- [Work to be completed]
Extend the patent text on the rotary drag bit below, picking up after its last claim.

- [Extract provided]
BEGIN

US 5967247 A
A rotary drag bit including a gage design which facilitates steerability while preventing lateral displacement of the bit and attendant ledging of the borehole wall, and reams and conditions the borehole wall as the bit advances through the formation. The bit includes an elongated gage section comprised of a plurality of circumferentially spaced gage pads, each including mutually longitudinally displaced gage pad segments of varying lateral aggressiveness, or tendency to cut formation material under application of load. A leading gage pad segment extending from and closest to the bit face is somewhat aggressive, being provided with conventional PDC cutting elements, while an intermediate gage pad segment is devoid of cutters and may be characterized as a "slick" gage segment, acting as a bearing surface and limiting lateral displacement of the bit under pure side loads, and a trailing, tapered gage pad segment is somewhat aggressive, being provided with cutting elements to ream and condition the borehole wall.
1. A rotary drag bit, for drilling a subterranean formation, comprising:
a bit body extending along a longitudinally extending centerline, having a face and a structure secured thereto for connecting the rotary drag bit to a drill string;
a plurality of cutters disposed over the bit face to cut the formation between the longitudinally extending centerline and a shoulder area at a radially outermost periphery of the face;
a plurality of gage pads circumferentially disposed about the bit body, commencing at the shoulder area and extending longitudinally away from the face, at least some of the gage pads of the plurality of gage pads each including:
a first segment extending from the shoulder area radially outwardly and longitudinally away from the face, and bearing a plurality of cutters which, at a maximum radial extent, define a gage diameter for the bit;
a second segment longitudinally adjacent the first segment, the second segment being substantially devoid of exposed cutters and comprising a longitudinally-extending arcuate surface; and a third segment longitudinally adjacent the second segment and bearing a plurality of cutters.
2. The rotary drag bit of claim 1, wherein the face cutters are disposed on blades extending from the bit body over the face.
3. The rotary drag bit of claim 2, wherein the gage pads comprise extensions of the blades.
4. The rotary drag bit of claim 2, wherein the gage pads are circumferentially aligned with the blades.
5. The rotary drag bit of claim 1, wherein the face cutters comprise superabrasive cutters.
6. The rotary drag bit of claim 1, wherein the first and third segment cutters comprise superabrasive cutters.
7. The rotary drag bit of claim 1, wherein the first segment cutters comprise substantially disc-shaped PDC cutters, and the first segment PDC cutters defining the gage diameter of the bit include preformed flats thereon defining the gage diameter.
8. The rotary drag bit of claim 1, wherein the third segment cutters comprise natural diamonds, at least some of which third segment cutters are exposed.
9. The rotary drag bit of claim 1, wherein the third segment longitudinally tapers from a larger to a smaller radius from the longitudinal axis as it extends away from the bit face.
10. The rotary drag bit of claim 1, wherein at least some third segment cutters increase in exposure as the third segment extends longitudinally away from the bit face.
11. The rotary drag bit of claim 1, wherein a leading lateral edge of the second segment, taken in a direction of bit rotation, is rounded.

END

- [Source excerpt]
BEGIN

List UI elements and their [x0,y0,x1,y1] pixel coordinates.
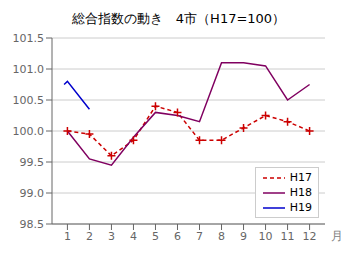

END

- [Response to the exercise]
12. The rotary drag bit of claim 1, wherein the first, second and third segments of the at least some of the gage pads of the plurality of gage pads are sequentially longitudinally contiguous.
13. The rotary drag bit of claim 1, wherein the arcuate surface of the second segment defines a radius smaller than a radius defined by cutters of at least one of the first and third segments.
14. The rotary drag bit of claim 13, wherein the arcuate surface of the second segment is radially recessed with respect to the cutters of both the first and third segments.
15. The rotary drag bit of claim 1, wherein the arcuate surface of the second segment is substantially radially flush with an outermost radius defined by cutters of the first and third segments.
16. The rotary drill bit of claim 1, wherein third segment cutters longitudinally closest to the second segment are set substantially flush with a radially outer surface of the third segment.
17. The rotary drill bit of claim 1, wherein exposure in a radial direction of third segment cutters increases with longitudinal distance from the bit face.
18. The rotary drill bit of claim 1, wherein at least some of the third segment cutters define a radius substantially the same as the gage diameter of the bit.
19. The rotary drill bit of claim 1, wherein the second segment includes at least one element of a wear-resistant material comprising at least a portion of the arcuate surface thereof.
20. The rotary drill bit of claim 1, wherein the arcuate surface of the second segment is comprised at least in part of a wear-resistant material.
21. The rotary drill bit of claim 1, wherein the second segment is oriented and configured to limit lateral penetration of at least some first and third segment cutters into the subterranean formation.
Referring now to FIGS. 1 and 2, drill bit 10 of the present invention includes a bit body 12 topped by a threaded pin connection 14 for securing bit 10 to the end of a drill string. Flats 16 are employed for making up bit 10 to the end of the string. Usually, bit 10 will be made up to the output or drive shaft of a downhole motor, or to a shaft extending through a steerable assembly, if no motor is employed and the bit is rotated only by drill string rotation.
Bit body 12 includes a face 18, onto which a plurality of nozzles 20 open to dispense drilling fluid received from plenum 22 through passages 24 in the form of high pressure fluid jets into the space between the bit face 18 and the formation being drilled. Bit 10 is a so-called "blade type" bit, wherein a plurality of blades 26 (six, in this instance) extends longitudinally from the bit body over the bit face 18, blades 26 carrying a plurality of superabrasive cutters 28 to engage the formation. The number of blades on a blade-type bit typically varies between three and eight, depending on the target formation type, required bit hydraulics, number of cutters and size (diameter) of the bit. The number and arrangement of blades being immaterial to the present invention, no further description thereof will be made.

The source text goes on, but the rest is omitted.